* **The exercise**: Below is a block of records. Copy every line in it that contains the word "black".

+--

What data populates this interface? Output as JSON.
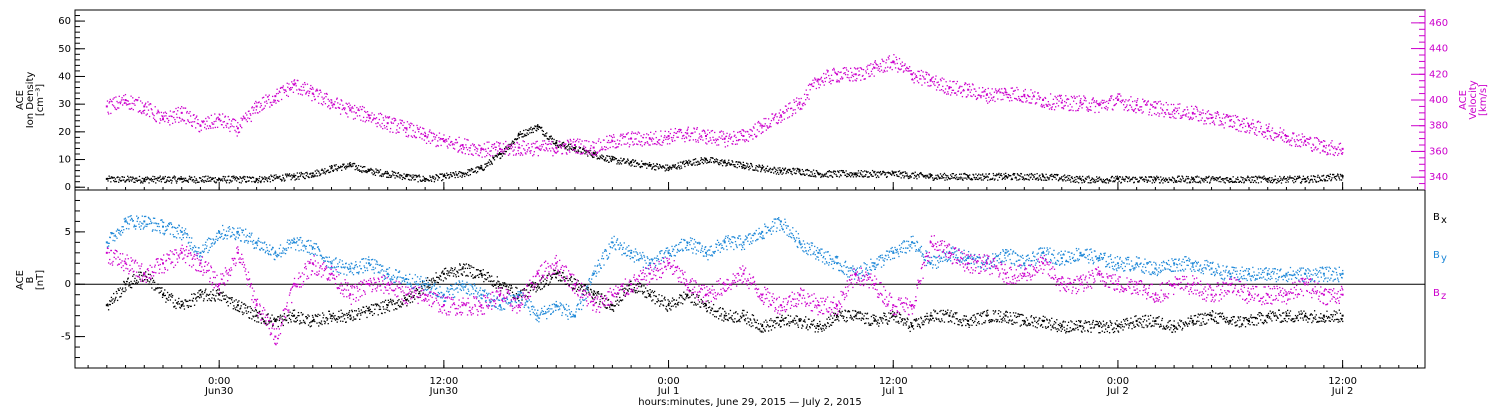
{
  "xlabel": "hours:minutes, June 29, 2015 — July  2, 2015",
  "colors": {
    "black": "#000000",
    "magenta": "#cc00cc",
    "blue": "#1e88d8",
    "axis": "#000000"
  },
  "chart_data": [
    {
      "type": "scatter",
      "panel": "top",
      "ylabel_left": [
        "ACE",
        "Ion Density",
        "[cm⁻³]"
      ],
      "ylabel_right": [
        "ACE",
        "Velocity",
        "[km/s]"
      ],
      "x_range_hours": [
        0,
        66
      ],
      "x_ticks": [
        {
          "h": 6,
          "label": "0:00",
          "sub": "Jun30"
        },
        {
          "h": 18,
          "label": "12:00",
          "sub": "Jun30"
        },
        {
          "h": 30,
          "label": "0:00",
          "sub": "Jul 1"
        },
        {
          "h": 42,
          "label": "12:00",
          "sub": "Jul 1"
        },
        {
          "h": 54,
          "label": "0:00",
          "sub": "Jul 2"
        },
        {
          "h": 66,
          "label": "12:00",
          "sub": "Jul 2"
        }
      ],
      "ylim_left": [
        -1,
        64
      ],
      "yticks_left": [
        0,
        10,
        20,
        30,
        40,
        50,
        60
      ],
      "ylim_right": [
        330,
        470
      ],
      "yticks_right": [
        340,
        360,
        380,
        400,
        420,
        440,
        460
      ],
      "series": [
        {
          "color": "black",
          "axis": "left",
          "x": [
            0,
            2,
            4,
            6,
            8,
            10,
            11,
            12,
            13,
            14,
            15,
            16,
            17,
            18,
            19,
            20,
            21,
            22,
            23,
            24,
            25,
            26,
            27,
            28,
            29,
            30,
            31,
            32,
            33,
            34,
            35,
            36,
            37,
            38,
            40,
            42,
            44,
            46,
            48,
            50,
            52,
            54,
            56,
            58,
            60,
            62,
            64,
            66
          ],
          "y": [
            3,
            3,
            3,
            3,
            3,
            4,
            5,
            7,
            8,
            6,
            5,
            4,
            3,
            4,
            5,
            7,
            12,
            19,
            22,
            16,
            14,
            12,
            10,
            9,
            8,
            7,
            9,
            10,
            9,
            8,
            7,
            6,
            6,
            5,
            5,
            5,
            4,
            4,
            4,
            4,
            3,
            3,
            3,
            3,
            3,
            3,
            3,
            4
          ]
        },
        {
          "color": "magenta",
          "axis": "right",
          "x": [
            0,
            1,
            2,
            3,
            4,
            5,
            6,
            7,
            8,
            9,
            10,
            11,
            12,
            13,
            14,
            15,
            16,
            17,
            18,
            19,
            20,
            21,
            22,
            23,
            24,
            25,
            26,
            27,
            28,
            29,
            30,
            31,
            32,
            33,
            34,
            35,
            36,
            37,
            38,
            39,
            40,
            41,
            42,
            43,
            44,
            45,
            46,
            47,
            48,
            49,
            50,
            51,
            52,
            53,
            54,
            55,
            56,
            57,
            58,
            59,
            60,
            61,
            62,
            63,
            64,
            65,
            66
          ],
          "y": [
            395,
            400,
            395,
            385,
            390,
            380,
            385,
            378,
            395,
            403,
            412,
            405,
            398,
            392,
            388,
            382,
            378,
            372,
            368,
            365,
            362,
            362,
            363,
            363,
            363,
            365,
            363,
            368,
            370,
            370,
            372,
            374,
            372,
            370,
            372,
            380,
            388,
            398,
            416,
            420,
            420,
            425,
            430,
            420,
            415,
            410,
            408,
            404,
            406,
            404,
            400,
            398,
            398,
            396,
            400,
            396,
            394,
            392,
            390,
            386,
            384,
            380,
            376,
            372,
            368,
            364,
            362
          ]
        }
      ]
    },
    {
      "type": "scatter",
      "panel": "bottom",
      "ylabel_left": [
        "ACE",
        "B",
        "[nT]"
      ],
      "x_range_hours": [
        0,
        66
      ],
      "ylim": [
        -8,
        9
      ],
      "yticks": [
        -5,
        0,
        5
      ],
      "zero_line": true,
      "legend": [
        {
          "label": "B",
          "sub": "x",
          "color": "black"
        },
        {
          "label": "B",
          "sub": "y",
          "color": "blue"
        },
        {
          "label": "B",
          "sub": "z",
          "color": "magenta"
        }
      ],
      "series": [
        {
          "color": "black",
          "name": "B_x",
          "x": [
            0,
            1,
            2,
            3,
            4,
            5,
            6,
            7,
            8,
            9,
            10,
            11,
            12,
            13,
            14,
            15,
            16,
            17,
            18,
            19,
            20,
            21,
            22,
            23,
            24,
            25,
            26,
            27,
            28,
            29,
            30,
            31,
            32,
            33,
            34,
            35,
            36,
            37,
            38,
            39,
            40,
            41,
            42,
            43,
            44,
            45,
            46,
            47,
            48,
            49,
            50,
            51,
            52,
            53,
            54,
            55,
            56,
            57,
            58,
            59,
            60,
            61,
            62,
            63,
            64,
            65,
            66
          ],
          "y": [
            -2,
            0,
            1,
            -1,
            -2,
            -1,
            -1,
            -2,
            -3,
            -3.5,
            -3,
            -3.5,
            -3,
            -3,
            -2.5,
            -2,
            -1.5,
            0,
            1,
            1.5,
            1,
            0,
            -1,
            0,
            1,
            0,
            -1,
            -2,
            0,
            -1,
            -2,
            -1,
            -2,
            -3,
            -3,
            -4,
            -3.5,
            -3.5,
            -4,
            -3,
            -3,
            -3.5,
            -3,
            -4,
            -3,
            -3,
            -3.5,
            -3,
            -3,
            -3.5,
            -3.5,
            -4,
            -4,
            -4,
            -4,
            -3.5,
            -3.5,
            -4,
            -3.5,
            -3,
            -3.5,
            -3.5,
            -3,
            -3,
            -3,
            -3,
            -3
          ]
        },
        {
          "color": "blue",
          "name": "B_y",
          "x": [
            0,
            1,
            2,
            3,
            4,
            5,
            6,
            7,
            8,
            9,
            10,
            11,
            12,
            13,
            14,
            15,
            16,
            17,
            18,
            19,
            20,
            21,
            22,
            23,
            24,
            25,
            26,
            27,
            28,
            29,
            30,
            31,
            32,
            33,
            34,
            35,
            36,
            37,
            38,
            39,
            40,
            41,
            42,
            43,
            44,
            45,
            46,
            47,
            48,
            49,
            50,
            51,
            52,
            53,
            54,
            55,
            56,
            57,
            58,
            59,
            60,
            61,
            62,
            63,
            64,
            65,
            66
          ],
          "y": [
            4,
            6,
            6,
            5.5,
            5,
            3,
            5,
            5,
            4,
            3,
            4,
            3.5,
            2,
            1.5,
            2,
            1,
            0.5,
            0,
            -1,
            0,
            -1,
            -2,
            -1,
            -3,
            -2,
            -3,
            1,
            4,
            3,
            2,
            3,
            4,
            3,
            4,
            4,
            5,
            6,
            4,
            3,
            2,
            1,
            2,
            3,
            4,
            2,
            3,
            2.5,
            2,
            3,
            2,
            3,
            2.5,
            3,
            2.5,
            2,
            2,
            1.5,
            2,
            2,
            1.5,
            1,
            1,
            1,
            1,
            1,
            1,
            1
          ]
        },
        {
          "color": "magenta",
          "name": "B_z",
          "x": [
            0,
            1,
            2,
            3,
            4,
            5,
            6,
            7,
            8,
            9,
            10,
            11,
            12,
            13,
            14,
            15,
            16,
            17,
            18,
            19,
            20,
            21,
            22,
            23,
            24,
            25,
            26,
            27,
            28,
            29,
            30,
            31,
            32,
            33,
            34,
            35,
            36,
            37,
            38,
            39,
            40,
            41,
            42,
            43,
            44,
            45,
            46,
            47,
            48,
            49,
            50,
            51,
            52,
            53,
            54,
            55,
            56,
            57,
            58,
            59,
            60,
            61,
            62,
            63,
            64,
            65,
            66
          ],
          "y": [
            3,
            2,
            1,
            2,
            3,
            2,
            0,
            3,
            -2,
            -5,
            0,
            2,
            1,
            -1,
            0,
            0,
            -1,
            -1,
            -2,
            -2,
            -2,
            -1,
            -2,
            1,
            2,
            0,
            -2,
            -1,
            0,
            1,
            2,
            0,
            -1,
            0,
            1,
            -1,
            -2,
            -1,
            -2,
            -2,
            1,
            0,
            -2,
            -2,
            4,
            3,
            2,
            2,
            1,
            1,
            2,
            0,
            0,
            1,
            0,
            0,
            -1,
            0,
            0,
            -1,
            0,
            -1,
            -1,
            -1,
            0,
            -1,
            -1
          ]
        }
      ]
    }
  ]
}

+--

* **Reply to the exercise**:
    "black": "#000000",
          "color": "black",
          "color": "black"
          "color": "black",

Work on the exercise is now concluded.